PROMPT
Wherever the word "into" appears in a line, copy that line.

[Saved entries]
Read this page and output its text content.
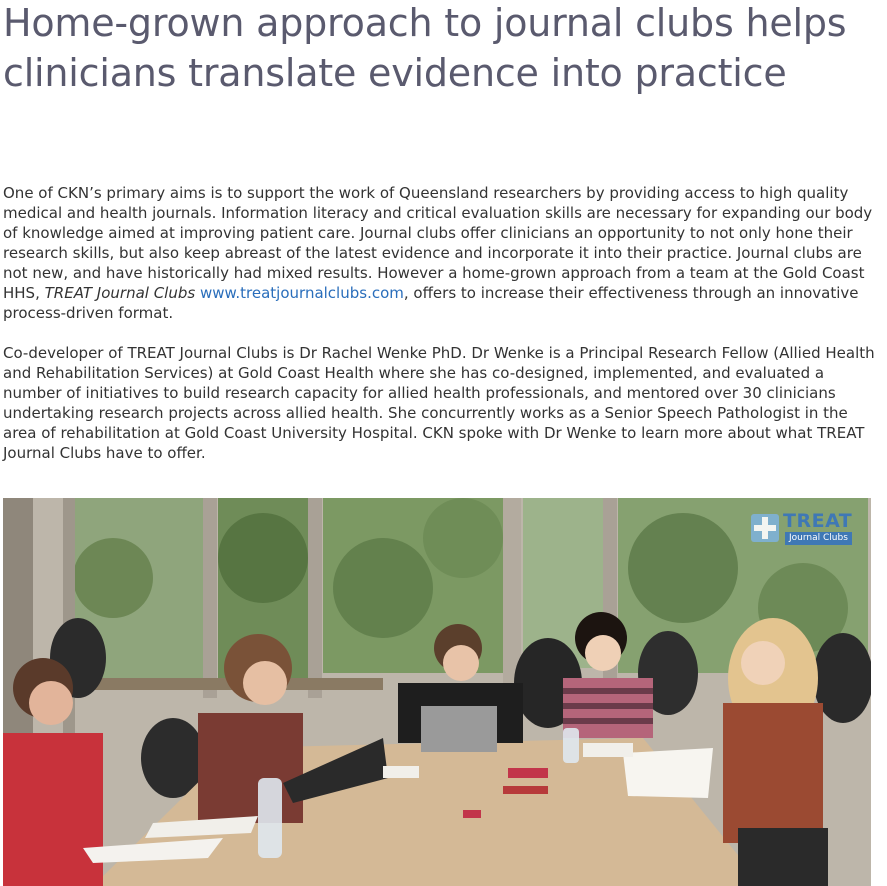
Home-grown approach to journal clubs helps clinicians translate evidence into practice

One of CKN’s primary aims is to support the work of Queensland researchers by providing access to high quality medical and health journals. Information literacy and critical evaluation skills are necessary for expanding our body of knowledge aimed at improving patient care. Journal clubs offer clinicians an opportunity to not only hone their research skills, but also keep abreast of the latest evidence and incorporate it into their practice. Journal clubs are not new, and have historically had mixed results. However a home-grown approach from a team at the Gold Coast HHS, TREAT Journal Clubs www.treatjournalclubs.com, offers to increase their effectiveness through an innovative process-driven format.

Co-developer of TREAT Journal Clubs is Dr Rachel Wenke PhD. Dr Wenke is a Principal Research Fellow (Allied Health and Rehabilitation Services) at Gold Coast Health where she has co-designed, implemented, and evaluated a number of initiatives to build research capacity for allied health professionals, and mentored over 30 clinicians undertaking research projects across allied health. She concurrently works as a Senior Speech Pathologist in the area of rehabilitation at Gold Coast University Hospital. CKN spoke with Dr Wenke to learn more about what TREAT Journal Clubs have to offer.

TREAT
Journal Clubs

WRITTEN ANSWER
Home-grown approach to journal clubs helps clinicians translate evidence into practice
One of CKN’s primary aims is to support the work of Queensland researchers by providing access to high quality medical and health journals. Information literacy and critical evaluation skills are necessary for expanding our body of knowledge aimed at improving patient care. Journal clubs offer clinicians an opportunity to not only hone their research skills, but also keep abreast of the latest evidence and incorporate it into their practice. Journal clubs are not new, and have historically had mixed results. However a home-grown approach from a team at the Gold Coast HHS, TREAT Journal Clubs www.treatjournalclubs.com, offers to increase their effectiveness through an innovative process-driven format.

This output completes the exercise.